[start]

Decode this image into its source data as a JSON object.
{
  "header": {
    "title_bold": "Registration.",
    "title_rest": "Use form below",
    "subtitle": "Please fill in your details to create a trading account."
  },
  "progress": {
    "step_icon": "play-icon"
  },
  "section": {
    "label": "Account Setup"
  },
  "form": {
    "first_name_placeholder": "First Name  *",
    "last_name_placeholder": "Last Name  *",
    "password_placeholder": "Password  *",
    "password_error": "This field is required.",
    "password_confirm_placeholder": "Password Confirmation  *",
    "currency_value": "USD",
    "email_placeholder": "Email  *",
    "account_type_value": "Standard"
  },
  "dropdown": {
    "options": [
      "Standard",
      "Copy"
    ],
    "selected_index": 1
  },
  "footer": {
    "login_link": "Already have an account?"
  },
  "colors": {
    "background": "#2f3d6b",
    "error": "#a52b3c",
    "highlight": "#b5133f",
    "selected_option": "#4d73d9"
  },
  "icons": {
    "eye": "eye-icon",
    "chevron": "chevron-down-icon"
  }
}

[end]

- _SET EXERCISE_: Each line of the material above needs to be quoted exactly, please.

- _FINISHED EXERCISE_:
Decode this image into its source data as a JSON object.
{
  "header": {
    "title_bold": "Registration.",
    "title_rest": "Use form below",
    "subtitle": "Please fill in your details to create a trading account."
  },
  "progress": {
    "step_icon": "play-icon"
  },
  "section": {
    "label": "Account Setup"
  },
  "form": {
    "first_name_placeholder": "First Name  *",
    "last_name_placeholder": "Last Name  *",
    "password_placeholder": "Password  *",
    "password_error": "This field is required.",
    "password_confirm_placeholder": "Password Confirmation  *",
    "currency_value": "USD",
    "email_placeholder": "Email  *",
    "account_type_value": "Standard"
  },
  "dropdown": {
    "options": [
      "Standard",
      "Copy"
    ],
    "selected_index": 1
  },
  "footer": {
    "login_link": "Already have an account?"
  },
  "colors": {
    "background": "#2f3d6b",
    "error": "#a52b3c",
    "highlight": "#b5133f",
    "selected_option": "#4d73d9"
  },
  "icons": {
    "eye": "eye-icon",
    "chevron": "chevron-down-icon"
  }
}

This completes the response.